__Records supplied__

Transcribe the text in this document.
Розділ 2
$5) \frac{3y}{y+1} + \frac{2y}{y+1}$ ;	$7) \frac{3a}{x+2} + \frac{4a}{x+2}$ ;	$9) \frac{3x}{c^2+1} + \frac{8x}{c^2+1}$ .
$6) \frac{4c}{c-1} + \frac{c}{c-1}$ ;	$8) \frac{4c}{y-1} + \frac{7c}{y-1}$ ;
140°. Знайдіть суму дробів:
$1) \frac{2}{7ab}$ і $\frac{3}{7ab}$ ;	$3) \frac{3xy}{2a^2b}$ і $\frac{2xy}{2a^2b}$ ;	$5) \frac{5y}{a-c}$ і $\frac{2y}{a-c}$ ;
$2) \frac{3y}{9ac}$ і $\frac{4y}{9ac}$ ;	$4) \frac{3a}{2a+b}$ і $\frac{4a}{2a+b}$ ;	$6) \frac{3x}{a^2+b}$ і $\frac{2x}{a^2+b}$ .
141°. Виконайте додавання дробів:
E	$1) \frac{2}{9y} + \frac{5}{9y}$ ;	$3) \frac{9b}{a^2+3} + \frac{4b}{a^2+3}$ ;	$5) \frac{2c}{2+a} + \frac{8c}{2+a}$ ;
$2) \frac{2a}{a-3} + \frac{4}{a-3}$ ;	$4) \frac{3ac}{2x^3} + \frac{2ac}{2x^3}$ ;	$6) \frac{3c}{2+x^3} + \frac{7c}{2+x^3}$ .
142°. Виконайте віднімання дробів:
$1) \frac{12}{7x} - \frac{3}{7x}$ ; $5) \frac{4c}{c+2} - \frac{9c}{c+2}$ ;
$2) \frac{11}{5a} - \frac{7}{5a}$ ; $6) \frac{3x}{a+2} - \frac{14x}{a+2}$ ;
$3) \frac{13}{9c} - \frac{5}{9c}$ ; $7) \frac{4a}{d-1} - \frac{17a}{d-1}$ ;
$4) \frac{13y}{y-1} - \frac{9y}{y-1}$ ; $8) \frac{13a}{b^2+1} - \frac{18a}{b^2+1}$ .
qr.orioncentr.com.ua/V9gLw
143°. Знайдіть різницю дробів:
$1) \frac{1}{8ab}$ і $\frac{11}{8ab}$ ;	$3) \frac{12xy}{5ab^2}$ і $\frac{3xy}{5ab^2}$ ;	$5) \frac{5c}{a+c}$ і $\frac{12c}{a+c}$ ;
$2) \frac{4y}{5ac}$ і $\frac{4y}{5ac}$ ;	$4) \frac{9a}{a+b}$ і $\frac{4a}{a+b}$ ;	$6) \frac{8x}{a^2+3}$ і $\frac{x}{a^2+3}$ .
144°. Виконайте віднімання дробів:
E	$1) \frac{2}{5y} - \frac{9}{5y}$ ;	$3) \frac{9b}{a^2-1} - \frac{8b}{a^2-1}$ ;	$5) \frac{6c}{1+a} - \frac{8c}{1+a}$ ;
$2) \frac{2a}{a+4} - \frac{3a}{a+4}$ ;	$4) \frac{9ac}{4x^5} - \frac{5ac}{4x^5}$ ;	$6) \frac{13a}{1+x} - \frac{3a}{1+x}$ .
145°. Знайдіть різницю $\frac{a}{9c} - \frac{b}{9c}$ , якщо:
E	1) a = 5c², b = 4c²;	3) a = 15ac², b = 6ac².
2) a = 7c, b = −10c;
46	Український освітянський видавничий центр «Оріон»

__Exercise description__
Each record above should be output again exactly.

__Result for this task__
Transcribe the text in this document.
Розділ 2
$5) \frac{3y}{y+1} + \frac{2y}{y+1}$ ;	$7) \frac{3a}{x+2} + \frac{4a}{x+2}$ ;	$9) \frac{3x}{c^2+1} + \frac{8x}{c^2+1}$ .
$6) \frac{4c}{c-1} + \frac{c}{c-1}$ ;	$8) \frac{4c}{y-1} + \frac{7c}{y-1}$ ;
140°. Знайдіть суму дробів:
$1) \frac{2}{7ab}$ і $\frac{3}{7ab}$ ;	$3) \frac{3xy}{2a^2b}$ і $\frac{2xy}{2a^2b}$ ;	$5) \frac{5y}{a-c}$ і $\frac{2y}{a-c}$ ;
$2) \frac{3y}{9ac}$ і $\frac{4y}{9ac}$ ;	$4) \frac{3a}{2a+b}$ і $\frac{4a}{2a+b}$ ;	$6) \frac{3x}{a^2+b}$ і $\frac{2x}{a^2+b}$ .
141°. Виконайте додавання дробів:
E	$1) \frac{2}{9y} + \frac{5}{9y}$ ;	$3) \frac{9b}{a^2+3} + \frac{4b}{a^2+3}$ ;	$5) \frac{2c}{2+a} + \frac{8c}{2+a}$ ;
$2) \frac{2a}{a-3} + \frac{4}{a-3}$ ;	$4) \frac{3ac}{2x^3} + \frac{2ac}{2x^3}$ ;	$6) \frac{3c}{2+x^3} + \frac{7c}{2+x^3}$ .
142°. Виконайте віднімання дробів:
$1) \frac{12}{7x} - \frac{3}{7x}$ ; $5) \frac{4c}{c+2} - \frac{9c}{c+2}$ ;
$2) \frac{11}{5a} - \frac{7}{5a}$ ; $6) \frac{3x}{a+2} - \frac{14x}{a+2}$ ;
$3) \frac{13}{9c} - \frac{5}{9c}$ ; $7) \frac{4a}{d-1} - \frac{17a}{d-1}$ ;
$4) \frac{13y}{y-1} - \frac{9y}{y-1}$ ; $8) \frac{13a}{b^2+1} - \frac{18a}{b^2+1}$ .
qr.orioncentr.com.ua/V9gLw
143°. Знайдіть різницю дробів:
$1) \frac{1}{8ab}$ і $\frac{11}{8ab}$ ;	$3) \frac{12xy}{5ab^2}$ і $\frac{3xy}{5ab^2}$ ;	$5) \frac{5c}{a+c}$ і $\frac{12c}{a+c}$ ;
$2) \frac{4y}{5ac}$ і $\frac{4y}{5ac}$ ;	$4) \frac{9a}{a+b}$ і $\frac{4a}{a+b}$ ;	$6) \frac{8x}{a^2+3}$ і $\frac{x}{a^2+3}$ .
144°. Виконайте віднімання дробів:
E	$1) \frac{2}{5y} - \frac{9}{5y}$ ;	$3) \frac{9b}{a^2-1} - \frac{8b}{a^2-1}$ ;	$5) \frac{6c}{1+a} - \frac{8c}{1+a}$ ;
$2) \frac{2a}{a+4} - \frac{3a}{a+4}$ ;	$4) \frac{9ac}{4x^5} - \frac{5ac}{4x^5}$ ;	$6) \frac{13a}{1+x} - \frac{3a}{1+x}$ .
145°. Знайдіть різницю $\frac{a}{9c} - \frac{b}{9c}$ , якщо:
E	1) a = 5c², b = 4c²;	3) a = 15ac², b = 6ac².
2) a = 7c, b = −10c;
46	Український освітянський видавничий центр «Оріон»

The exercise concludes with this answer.